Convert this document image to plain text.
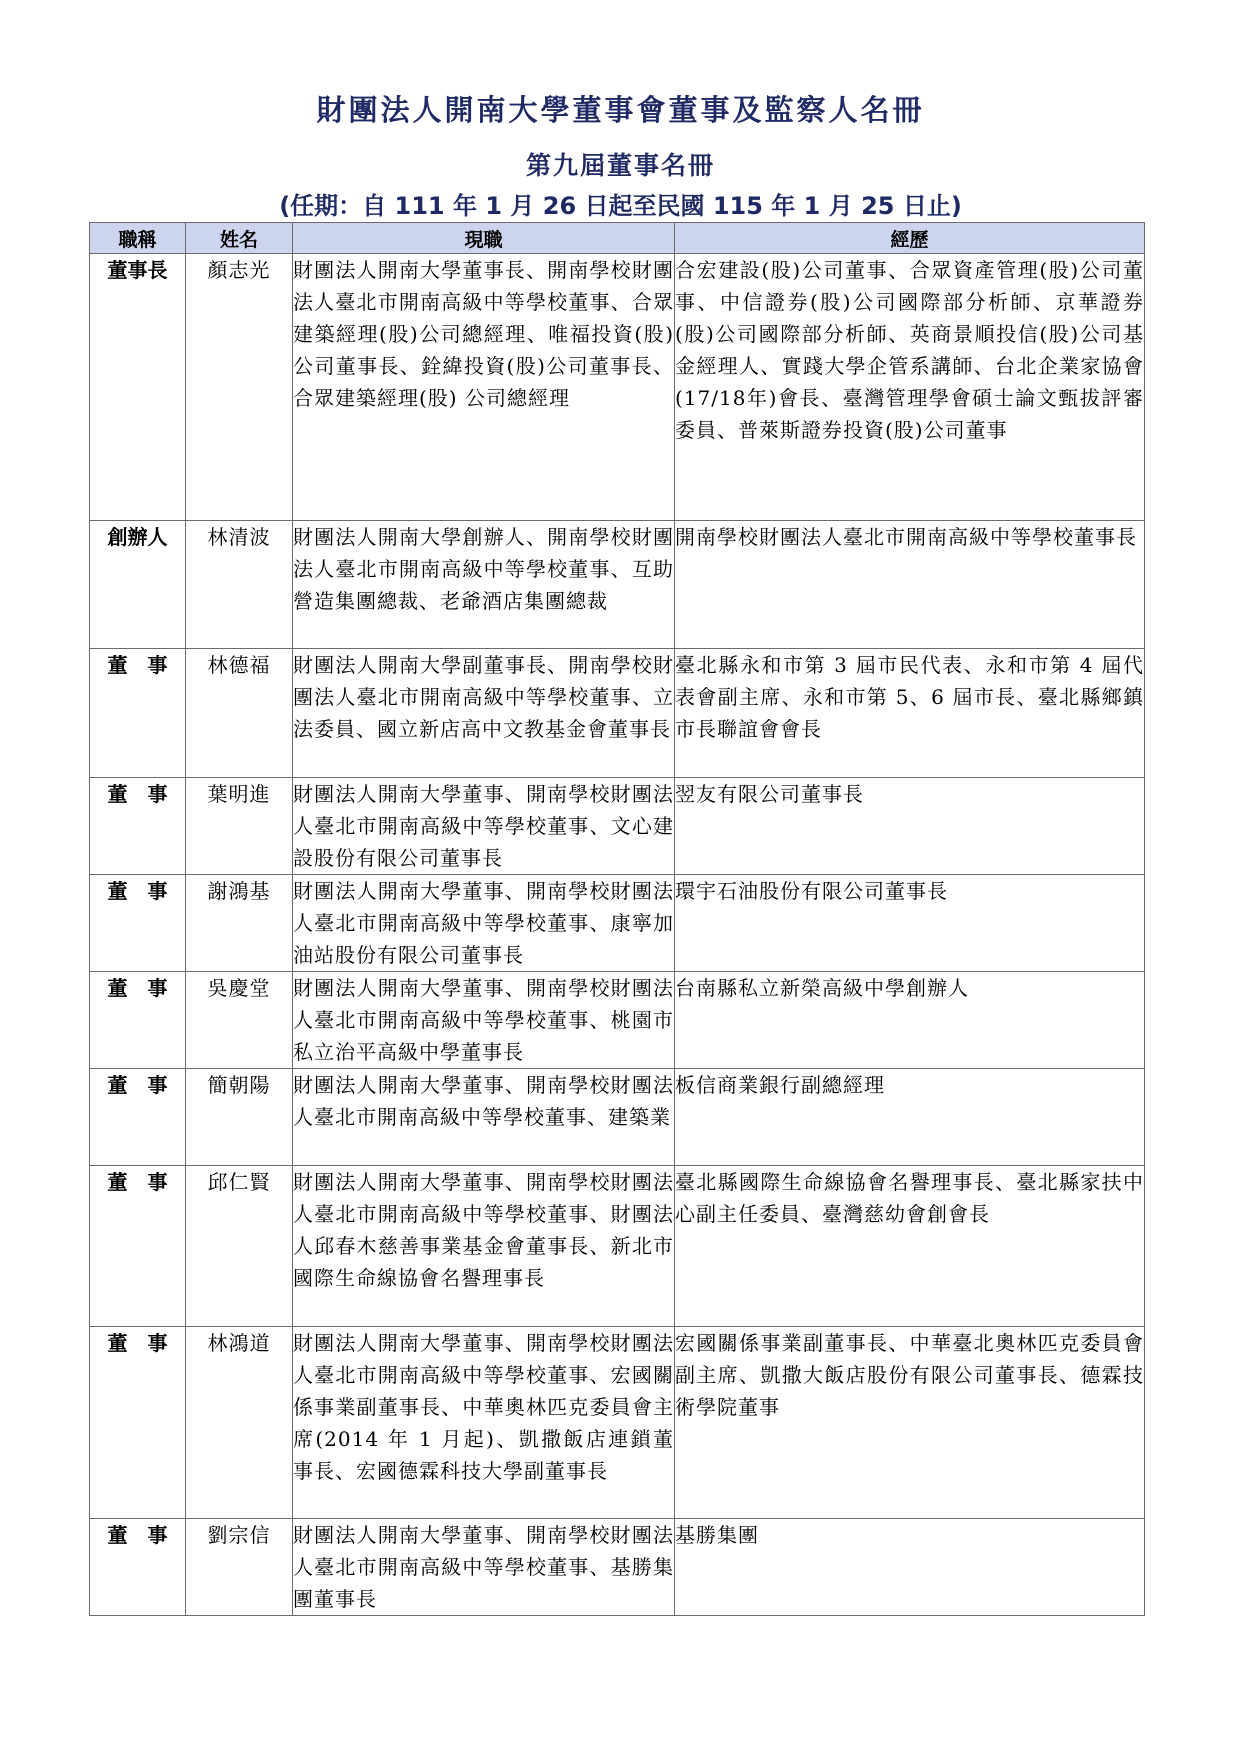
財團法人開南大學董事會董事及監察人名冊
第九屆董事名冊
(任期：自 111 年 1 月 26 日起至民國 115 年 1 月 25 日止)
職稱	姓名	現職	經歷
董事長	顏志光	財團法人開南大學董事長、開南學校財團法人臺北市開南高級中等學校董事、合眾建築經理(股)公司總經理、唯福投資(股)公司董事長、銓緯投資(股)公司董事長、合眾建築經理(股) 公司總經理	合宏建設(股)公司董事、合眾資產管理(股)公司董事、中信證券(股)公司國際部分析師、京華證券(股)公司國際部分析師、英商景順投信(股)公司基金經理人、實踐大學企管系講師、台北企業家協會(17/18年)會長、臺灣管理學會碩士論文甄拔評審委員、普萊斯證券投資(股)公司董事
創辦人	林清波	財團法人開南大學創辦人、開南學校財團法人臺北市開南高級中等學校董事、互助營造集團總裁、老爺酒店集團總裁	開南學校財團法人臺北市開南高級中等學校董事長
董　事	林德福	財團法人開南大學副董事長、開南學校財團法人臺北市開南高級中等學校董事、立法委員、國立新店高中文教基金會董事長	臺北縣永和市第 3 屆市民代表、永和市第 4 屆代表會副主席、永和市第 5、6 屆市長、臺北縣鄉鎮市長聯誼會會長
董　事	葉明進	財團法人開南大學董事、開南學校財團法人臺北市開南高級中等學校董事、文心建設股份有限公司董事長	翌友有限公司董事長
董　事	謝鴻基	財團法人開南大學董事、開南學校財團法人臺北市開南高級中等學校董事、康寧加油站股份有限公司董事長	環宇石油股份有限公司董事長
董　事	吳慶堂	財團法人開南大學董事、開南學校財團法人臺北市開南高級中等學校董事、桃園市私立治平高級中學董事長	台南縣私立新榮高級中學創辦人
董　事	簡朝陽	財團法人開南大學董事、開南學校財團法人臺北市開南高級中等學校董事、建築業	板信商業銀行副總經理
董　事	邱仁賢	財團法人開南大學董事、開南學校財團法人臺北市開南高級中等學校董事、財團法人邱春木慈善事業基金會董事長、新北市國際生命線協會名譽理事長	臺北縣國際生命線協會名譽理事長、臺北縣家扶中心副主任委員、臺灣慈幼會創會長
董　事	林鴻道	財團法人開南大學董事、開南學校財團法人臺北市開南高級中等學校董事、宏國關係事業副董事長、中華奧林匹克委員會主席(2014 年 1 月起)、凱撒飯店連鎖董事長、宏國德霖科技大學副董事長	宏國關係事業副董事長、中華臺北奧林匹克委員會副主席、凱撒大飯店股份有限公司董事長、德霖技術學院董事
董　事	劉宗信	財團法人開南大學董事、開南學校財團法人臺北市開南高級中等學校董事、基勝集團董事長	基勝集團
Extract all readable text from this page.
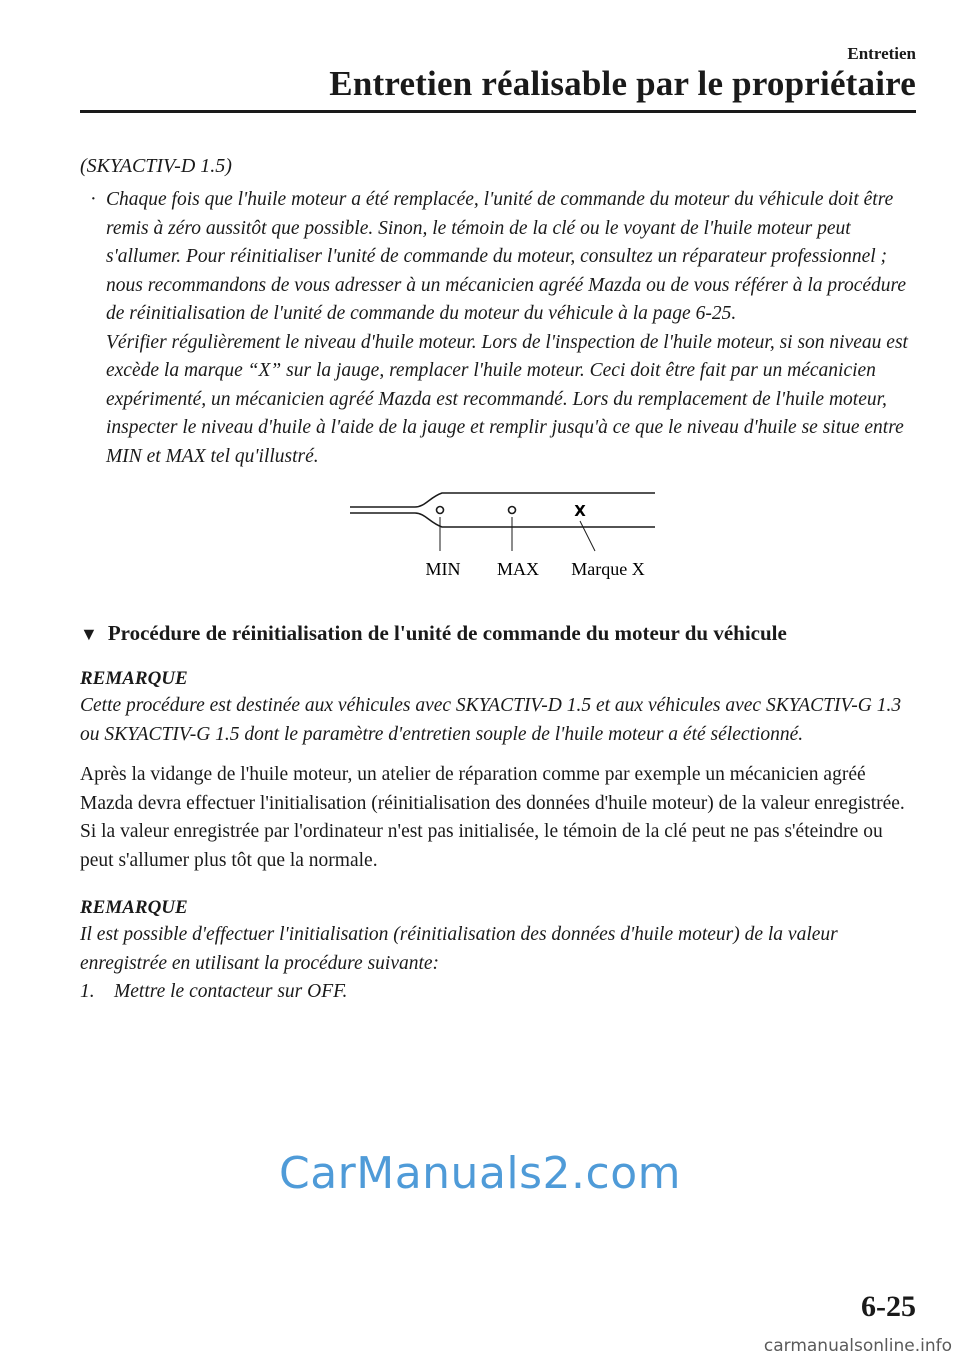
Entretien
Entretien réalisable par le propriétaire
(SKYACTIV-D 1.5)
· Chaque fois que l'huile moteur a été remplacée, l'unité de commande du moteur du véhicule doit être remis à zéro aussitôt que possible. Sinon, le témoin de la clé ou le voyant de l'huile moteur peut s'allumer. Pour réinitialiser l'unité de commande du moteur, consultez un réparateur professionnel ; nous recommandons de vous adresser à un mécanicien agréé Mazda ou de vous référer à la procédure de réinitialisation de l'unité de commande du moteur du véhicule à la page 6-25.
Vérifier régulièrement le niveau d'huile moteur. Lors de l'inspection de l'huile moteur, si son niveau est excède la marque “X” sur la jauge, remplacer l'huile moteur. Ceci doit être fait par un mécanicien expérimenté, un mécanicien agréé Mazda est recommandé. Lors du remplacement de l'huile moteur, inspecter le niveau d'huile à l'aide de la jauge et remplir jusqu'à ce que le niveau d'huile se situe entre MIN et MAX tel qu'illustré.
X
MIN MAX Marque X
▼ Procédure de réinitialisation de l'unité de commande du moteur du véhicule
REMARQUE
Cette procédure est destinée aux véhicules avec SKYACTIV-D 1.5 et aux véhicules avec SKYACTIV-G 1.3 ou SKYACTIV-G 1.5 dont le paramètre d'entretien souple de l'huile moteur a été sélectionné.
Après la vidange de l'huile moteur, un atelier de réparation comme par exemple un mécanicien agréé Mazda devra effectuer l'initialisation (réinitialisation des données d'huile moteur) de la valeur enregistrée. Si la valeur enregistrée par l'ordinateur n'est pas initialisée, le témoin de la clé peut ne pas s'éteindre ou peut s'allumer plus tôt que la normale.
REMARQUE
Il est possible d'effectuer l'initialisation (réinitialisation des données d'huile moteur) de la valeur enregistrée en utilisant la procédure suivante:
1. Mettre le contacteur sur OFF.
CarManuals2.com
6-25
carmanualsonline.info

▸ **Given request**: Note every line above where the string "Mazda" shows up, and copy those lines.

▸ **Task response**:
· Chaque fois que l'huile moteur a été remplacée, l'unité de commande du moteur du véhicule doit être remis à zéro aussitôt que possible. Sinon, le témoin de la clé ou le voyant de l'huile moteur peut s'allumer. Pour réinitialiser l'unité de commande du moteur, consultez un réparateur professionnel ; nous recommandons de vous adresser à un mécanicien agréé Mazda ou de vous référer à la procédure de réinitialisation de l'unité de commande du moteur du véhicule à la page 6-25.
Vérifier régulièrement le niveau d'huile moteur. Lors de l'inspection de l'huile moteur, si son niveau est excède la marque “X” sur la jauge, remplacer l'huile moteur. Ceci doit être fait par un mécanicien expérimenté, un mécanicien agréé Mazda est recommandé. Lors du remplacement de l'huile moteur, inspecter le niveau d'huile à l'aide de la jauge et remplir jusqu'à ce que le niveau d'huile se situe entre MIN et MAX tel qu'illustré.
Après la vidange de l'huile moteur, un atelier de réparation comme par exemple un mécanicien agréé Mazda devra effectuer l'initialisation (réinitialisation des données d'huile moteur) de la valeur enregistrée. Si la valeur enregistrée par l'ordinateur n'est pas initialisée, le témoin de la clé peut ne pas s'éteindre ou peut s'allumer plus tôt que la normale.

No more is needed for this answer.